_Data entries_
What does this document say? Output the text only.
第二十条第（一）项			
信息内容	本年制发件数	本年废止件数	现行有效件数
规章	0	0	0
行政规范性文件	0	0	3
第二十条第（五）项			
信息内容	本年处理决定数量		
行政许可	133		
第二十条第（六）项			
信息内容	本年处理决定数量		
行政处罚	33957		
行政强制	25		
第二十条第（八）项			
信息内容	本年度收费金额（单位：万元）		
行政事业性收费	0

_Task statement_
Extract all lines as given.

_Written response_
What does this document say? Output the text only.
第二十条第（一）项			
信息内容	本年制发件数	本年废止件数	现行有效件数
规章	0	0	0
行政规范性文件	0	0	3
第二十条第（五）项			
信息内容	本年处理决定数量		
行政许可	133		
第二十条第（六）项			
信息内容	本年处理决定数量		
行政处罚	33957		
行政强制	25		
第二十条第（八）项			
信息内容	本年度收费金额（单位：万元）		
行政事业性收费	0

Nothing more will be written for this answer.